Ignoring the images, restate the records below word for word.

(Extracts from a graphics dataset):
++++
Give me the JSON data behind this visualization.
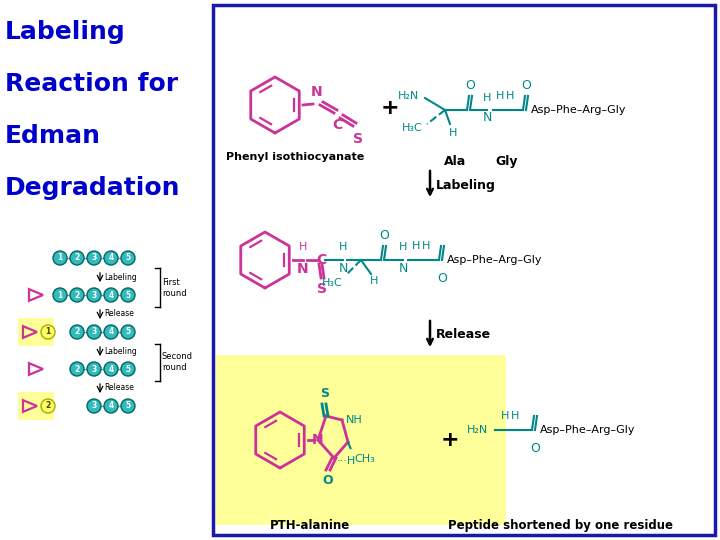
{
  "title_lines": [
    "Labeling",
    "Reaction for",
    "Edman",
    "Degradation"
  ],
  "title_color": "#0000CC",
  "title_fontsize": 18,
  "title_fontweight": "bold",
  "bg_color": "#FFFFFF",
  "border_color": "#1a1aaa",
  "yellow_bg": "#FFFF99",
  "pink_color": "#CC3399",
  "teal_color": "#008888",
  "black": "#000000",
  "label_labeling": "Labeling",
  "label_release": "Release",
  "label_pthalanine": "PTH-alanine",
  "label_peptide_short": "Peptide shortened by one residue",
  "label_phenyl": "Phenyl isothiocyanate",
  "label_ala": "Ala",
  "label_gly": "Gly",
  "label_asp_1": "Asp–Phe–Arg–Gly",
  "label_asp_2": "Asp–Phe–Arg–Gly",
  "label_asp_3": "Asp–Phe–Arg–Gly",
  "first_round": "First\nround",
  "second_round": "Second\nround"
}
++++
(REPLY TO THE TASK):
Give me the JSON data behind this visualization.
{
  "title_lines": [
    "Labeling",
    "Reaction for",
    "Edman",
    "Degradation"
  ],
  "title_color": "#0000CC",
  "title_fontsize": 18,
  "title_fontweight": "bold",
  "bg_color": "#FFFFFF",
  "border_color": "#1a1aaa",
  "yellow_bg": "#FFFF99",
  "pink_color": "#CC3399",
  "teal_color": "#008888",
  "black": "#000000",
  "label_labeling": "Labeling",
  "label_release": "Release",
  "label_pthalanine": "PTH-alanine",
  "label_peptide_short": "Peptide shortened by one residue",
  "label_phenyl": "Phenyl isothiocyanate",
  "label_ala": "Ala",
  "label_gly": "Gly",
  "label_asp_1": "Asp–Phe–Arg–Gly",
  "label_asp_2": "Asp–Phe–Arg–Gly",
  "label_asp_3": "Asp–Phe–Arg–Gly",
  "first_round": "First\nround",
  "second_round": "Second\nround"
}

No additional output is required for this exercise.